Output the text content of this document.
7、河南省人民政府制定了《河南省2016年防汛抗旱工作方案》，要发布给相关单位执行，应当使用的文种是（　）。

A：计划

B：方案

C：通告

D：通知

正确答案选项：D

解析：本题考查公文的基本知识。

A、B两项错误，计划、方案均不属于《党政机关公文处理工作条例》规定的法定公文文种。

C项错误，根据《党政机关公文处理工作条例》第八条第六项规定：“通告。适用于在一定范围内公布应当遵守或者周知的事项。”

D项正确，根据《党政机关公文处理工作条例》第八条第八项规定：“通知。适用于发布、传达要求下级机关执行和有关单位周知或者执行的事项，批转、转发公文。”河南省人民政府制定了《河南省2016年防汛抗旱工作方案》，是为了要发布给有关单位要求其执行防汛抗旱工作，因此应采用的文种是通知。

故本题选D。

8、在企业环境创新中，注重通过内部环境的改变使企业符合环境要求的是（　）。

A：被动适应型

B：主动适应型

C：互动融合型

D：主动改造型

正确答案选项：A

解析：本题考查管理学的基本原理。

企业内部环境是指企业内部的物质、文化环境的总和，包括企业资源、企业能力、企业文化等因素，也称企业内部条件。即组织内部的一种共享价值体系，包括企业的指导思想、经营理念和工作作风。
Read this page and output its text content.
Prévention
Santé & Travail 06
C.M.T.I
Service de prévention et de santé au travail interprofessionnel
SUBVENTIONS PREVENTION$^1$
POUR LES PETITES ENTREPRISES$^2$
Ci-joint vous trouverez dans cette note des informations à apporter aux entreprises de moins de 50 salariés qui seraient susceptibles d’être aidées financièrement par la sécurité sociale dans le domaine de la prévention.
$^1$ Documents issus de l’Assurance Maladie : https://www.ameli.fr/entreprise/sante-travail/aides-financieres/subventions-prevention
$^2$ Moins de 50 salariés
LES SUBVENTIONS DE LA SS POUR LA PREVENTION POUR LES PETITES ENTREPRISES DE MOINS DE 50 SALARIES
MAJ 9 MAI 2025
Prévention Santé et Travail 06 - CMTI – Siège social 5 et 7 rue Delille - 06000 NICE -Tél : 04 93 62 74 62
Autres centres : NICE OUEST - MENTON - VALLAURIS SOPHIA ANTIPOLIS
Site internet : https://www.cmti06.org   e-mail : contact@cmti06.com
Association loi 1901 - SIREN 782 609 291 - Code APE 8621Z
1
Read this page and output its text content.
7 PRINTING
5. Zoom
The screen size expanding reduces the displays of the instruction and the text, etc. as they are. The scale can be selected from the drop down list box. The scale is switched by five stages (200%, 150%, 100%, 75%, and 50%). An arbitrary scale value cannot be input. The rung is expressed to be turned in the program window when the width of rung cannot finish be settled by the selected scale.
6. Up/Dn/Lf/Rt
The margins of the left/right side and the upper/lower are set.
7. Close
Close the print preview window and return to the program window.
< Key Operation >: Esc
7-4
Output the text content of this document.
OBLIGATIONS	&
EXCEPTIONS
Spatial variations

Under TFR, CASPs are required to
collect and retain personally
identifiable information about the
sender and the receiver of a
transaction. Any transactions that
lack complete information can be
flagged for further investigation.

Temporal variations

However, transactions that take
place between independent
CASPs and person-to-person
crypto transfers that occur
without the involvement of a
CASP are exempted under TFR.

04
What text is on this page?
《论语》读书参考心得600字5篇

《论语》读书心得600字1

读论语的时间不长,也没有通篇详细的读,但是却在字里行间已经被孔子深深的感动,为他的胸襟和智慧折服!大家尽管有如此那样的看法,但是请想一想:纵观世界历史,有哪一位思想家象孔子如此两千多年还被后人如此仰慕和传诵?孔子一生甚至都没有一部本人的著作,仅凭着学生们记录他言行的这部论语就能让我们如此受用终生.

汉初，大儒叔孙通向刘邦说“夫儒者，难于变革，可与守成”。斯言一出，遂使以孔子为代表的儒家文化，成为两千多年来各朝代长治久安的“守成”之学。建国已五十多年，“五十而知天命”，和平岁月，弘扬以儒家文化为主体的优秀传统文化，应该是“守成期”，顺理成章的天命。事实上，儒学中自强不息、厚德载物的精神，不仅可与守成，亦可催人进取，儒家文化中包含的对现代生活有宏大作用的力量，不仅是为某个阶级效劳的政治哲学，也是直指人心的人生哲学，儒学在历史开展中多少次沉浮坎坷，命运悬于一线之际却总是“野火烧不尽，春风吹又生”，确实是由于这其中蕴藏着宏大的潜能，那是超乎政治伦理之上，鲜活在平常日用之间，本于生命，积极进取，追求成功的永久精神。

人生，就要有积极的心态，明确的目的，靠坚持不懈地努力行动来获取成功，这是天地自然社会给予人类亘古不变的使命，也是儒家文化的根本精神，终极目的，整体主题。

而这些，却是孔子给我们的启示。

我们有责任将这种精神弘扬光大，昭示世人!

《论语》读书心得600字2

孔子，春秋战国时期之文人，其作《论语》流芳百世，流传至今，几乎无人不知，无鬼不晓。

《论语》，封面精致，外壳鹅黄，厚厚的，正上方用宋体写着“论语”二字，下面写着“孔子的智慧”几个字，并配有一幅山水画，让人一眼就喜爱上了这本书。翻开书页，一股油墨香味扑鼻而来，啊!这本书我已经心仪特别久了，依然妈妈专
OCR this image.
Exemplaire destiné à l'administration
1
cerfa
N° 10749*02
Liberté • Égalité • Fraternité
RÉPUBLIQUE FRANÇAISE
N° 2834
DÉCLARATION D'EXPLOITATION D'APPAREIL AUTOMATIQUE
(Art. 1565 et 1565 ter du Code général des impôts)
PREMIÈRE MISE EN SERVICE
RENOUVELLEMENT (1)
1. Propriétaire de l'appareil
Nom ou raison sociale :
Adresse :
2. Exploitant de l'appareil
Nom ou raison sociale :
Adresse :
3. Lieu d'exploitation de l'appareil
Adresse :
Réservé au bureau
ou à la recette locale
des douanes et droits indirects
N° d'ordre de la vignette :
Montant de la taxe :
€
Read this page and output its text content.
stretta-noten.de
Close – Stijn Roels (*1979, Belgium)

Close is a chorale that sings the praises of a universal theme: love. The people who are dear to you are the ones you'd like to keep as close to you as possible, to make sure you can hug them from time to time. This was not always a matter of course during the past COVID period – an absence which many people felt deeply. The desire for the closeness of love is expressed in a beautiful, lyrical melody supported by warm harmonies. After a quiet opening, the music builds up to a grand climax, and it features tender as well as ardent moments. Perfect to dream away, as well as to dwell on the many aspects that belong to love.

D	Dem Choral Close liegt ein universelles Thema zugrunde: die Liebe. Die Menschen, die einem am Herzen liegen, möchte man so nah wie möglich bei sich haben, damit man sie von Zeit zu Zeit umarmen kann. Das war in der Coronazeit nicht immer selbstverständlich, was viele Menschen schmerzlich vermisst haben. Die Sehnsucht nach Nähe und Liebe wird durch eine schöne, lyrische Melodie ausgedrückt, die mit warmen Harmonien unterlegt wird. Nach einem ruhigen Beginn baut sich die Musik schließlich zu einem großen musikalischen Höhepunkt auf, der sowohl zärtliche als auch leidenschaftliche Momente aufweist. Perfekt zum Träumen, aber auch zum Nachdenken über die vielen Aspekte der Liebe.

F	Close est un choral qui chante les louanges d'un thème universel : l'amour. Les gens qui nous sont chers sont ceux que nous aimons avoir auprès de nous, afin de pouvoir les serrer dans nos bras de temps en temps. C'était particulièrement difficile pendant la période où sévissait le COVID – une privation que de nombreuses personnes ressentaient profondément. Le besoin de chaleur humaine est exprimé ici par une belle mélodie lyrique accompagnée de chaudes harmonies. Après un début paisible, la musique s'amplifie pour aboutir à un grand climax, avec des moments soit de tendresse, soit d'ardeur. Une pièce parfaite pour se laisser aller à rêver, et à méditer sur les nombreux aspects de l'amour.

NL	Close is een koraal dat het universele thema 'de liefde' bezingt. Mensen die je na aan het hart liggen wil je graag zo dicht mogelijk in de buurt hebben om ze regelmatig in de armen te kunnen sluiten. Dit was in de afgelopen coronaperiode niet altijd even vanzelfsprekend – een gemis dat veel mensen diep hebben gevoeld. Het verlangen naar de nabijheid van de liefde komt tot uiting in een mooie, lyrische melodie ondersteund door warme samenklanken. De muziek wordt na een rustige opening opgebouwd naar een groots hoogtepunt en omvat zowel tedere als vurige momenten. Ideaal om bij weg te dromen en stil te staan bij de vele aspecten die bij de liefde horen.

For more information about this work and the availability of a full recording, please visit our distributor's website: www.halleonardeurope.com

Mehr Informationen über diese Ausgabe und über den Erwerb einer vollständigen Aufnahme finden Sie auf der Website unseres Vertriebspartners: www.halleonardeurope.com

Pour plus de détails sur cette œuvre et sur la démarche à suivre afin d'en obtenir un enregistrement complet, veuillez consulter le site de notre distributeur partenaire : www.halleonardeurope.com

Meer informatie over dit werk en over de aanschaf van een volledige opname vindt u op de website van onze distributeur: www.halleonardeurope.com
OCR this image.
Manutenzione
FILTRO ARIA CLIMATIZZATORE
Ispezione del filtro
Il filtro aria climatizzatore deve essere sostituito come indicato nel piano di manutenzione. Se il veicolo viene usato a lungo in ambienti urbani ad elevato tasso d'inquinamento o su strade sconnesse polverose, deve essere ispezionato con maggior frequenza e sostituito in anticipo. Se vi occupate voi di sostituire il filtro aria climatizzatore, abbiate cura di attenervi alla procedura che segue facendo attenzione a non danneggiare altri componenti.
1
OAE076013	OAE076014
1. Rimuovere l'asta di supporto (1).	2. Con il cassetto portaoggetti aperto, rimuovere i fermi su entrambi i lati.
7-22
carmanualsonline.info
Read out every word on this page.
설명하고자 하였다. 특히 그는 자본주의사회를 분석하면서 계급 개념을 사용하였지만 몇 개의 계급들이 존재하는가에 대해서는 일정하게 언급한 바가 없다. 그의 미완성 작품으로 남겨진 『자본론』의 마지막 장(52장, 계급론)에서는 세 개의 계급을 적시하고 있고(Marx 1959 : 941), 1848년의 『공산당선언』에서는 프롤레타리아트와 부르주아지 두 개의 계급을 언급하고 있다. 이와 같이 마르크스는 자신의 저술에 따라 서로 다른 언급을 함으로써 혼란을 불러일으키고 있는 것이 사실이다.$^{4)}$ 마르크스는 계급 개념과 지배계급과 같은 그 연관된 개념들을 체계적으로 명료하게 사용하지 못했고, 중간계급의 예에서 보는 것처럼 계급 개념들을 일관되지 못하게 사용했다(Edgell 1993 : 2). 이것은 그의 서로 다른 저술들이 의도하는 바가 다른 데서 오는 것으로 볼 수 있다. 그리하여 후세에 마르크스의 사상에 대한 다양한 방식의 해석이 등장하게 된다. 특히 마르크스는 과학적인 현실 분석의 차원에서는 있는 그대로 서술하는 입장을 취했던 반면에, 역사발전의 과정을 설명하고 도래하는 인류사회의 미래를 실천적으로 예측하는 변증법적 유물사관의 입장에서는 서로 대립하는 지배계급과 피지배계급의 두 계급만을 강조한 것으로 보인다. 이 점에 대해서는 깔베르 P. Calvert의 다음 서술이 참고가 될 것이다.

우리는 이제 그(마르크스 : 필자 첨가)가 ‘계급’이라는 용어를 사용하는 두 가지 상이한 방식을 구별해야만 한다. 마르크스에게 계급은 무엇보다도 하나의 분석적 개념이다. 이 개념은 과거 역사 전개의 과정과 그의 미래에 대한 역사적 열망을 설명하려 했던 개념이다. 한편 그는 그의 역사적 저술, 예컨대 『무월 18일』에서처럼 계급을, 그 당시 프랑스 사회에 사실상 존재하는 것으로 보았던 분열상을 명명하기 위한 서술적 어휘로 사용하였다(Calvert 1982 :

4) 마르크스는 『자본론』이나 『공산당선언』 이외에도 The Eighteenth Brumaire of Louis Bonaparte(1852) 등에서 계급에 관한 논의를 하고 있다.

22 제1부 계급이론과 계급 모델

▸ Problem to solve
Each line that holds the string "transactions" counts once; give the total and nothing else.

▸ Correct response
2